_SHORT TASK_
Filter the records below for the word "legend". Copy each line that holds it.

[Dataset items]
START
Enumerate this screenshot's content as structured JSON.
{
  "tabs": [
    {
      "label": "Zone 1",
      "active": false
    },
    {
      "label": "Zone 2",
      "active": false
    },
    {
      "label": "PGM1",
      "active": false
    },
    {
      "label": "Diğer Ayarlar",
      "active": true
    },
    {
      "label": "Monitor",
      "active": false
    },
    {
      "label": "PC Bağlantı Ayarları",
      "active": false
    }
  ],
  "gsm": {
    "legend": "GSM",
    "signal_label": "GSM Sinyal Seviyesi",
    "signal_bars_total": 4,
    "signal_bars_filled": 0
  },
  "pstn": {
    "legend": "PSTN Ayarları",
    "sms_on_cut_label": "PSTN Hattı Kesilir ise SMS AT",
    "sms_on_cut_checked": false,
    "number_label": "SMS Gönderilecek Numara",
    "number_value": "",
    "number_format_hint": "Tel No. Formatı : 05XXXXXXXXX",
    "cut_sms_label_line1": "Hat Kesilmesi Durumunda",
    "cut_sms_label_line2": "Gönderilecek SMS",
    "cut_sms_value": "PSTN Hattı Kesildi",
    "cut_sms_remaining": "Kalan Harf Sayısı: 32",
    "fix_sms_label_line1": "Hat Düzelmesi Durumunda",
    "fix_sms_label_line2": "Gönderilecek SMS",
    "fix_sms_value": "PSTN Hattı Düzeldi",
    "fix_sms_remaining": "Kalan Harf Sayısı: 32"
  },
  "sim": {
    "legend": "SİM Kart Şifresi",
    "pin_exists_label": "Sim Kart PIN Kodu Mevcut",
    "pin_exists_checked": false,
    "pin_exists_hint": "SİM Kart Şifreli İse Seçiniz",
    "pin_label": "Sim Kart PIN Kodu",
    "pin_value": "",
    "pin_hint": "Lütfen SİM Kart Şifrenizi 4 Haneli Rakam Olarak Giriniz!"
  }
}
END
_EXERCISE ANSWER_
    "legend": "GSM",
    "legend": "PSTN Ayarları",
    "legend": "SİM Kart Şifresi",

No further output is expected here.